WHAT THE TASK ASKS – Copy each line where the word "Город" occurs.

Stored records:
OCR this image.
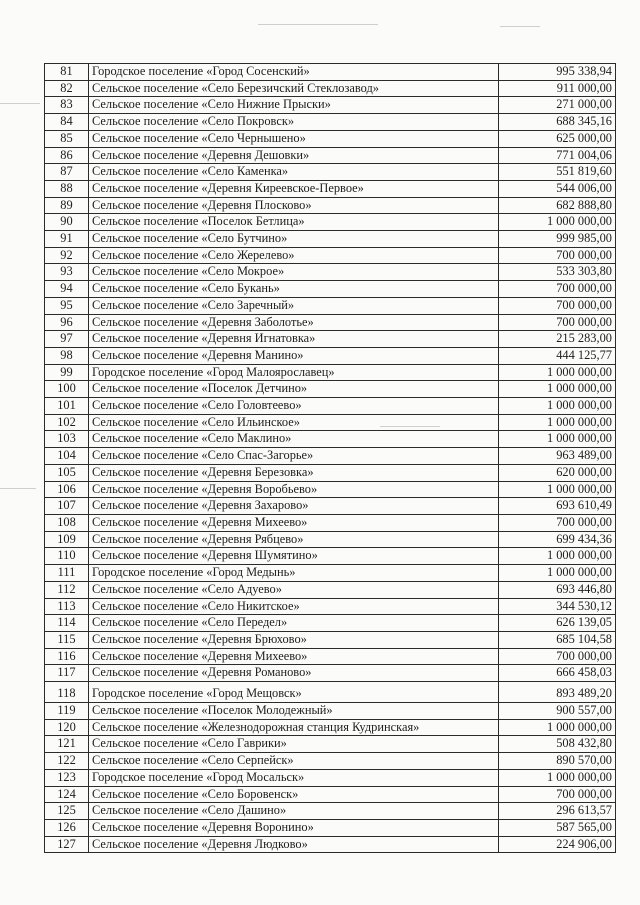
81	Городское поселение «Город Сосенский»	995 338,94
82	Сельское поселение «Село Березичский Стеклозавод»	911 000,00
83	Сельское поселение «Село Нижние Прыски»	271 000,00
84	Сельское поселение «Село Покровск»	688 345,16
85	Сельское поселение «Село Чернышено»	625 000,00
86	Сельское поселение «Деревня Дешовки»	771 004,06
87	Сельское поселение «Село Каменка»	551 819,60
88	Сельское поселение «Деревня Киреевское-Первое»	544 006,00
89	Сельское поселение «Деревня Плосково»	682 888,80
90	Сельское поселение «Поселок Бетлица»	1 000 000,00
91	Сельское поселение «Село Бутчино»	999 985,00
92	Сельское поселение «Село Жерелево»	700 000,00
93	Сельское поселение «Село Мокрое»	533 303,80
94	Сельское поселение «Село Букань»	700 000,00
95	Сельское поселение «Село Заречный»	700 000,00
96	Сельское поселение «Деревня Заболотье»	700 000,00
97	Сельское поселение «Деревня Игнатовка»	215 283,00
98	Сельское поселение «Деревня Манино»	444 125,77
99	Городское поселение «Город Малоярославец»	1 000 000,00
100	Сельское поселение «Поселок Детчино»	1 000 000,00
101	Сельское поселение «Село Головтеево»	1 000 000,00
102	Сельское поселение «Село Ильинское»	1 000 000,00
103	Сельское поселение «Село Маклино»	1 000 000,00
104	Сельское поселение «Село Спас-Загорье»	963 489,00
105	Сельское поселение «Деревня Березовка»	620 000,00
106	Сельское поселение «Деревня Воробьево»	1 000 000,00
107	Сельское поселение «Деревня Захарово»	693 610,49
108	Сельское поселение «Деревня Михеево»	700 000,00
109	Сельское поселение «Деревня Рябцево»	699 434,36
110	Сельское поселение «Деревня Шумятино»	1 000 000,00
111	Городское поселение «Город Медынь»	1 000 000,00
112	Сельское поселение «Село Адуево»	693 446,80
113	Сельское поселение «Село Никитское»	344 530,12
114	Сельское поселение «Село Передел»	626 139,05
115	Сельское поселение «Деревня Брюхово»	685 104,58
116	Сельское поселение «Деревня Михеево»	700 000,00
117	Сельское поселение «Деревня Романово»	666 458,03
118	Городское поселение «Город Мещовск»	893 489,20
119	Сельское поселение «Поселок Молодежный»	900 557,00
120	Сельское поселение «Железнодорожная станция Кудринская»	1 000 000,00
121	Сельское поселение «Село Гаврики»	508 432,80
122	Сельское поселение «Село Серпейск»	890 570,00
123	Городское поселение «Город Мосальск»	1 000 000,00
124	Сельское поселение «Село Боровенск»	700 000,00
125	Сельское поселение «Село Дашино»	296 613,57
126	Сельское поселение «Деревня Воронино»	587 565,00
127	Сельское поселение «Деревня Людково»	224 906,00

EXERCISE SOLUTION –
81	Городское поселение «Город Сосенский»	995 338,94
99	Городское поселение «Город Малоярославец»	1 000 000,00
111	Городское поселение «Город Медынь»	1 000 000,00
118	Городское поселение «Город Мещовск»	893 489,20
123	Городское поселение «Город Мосальск»	1 000 000,00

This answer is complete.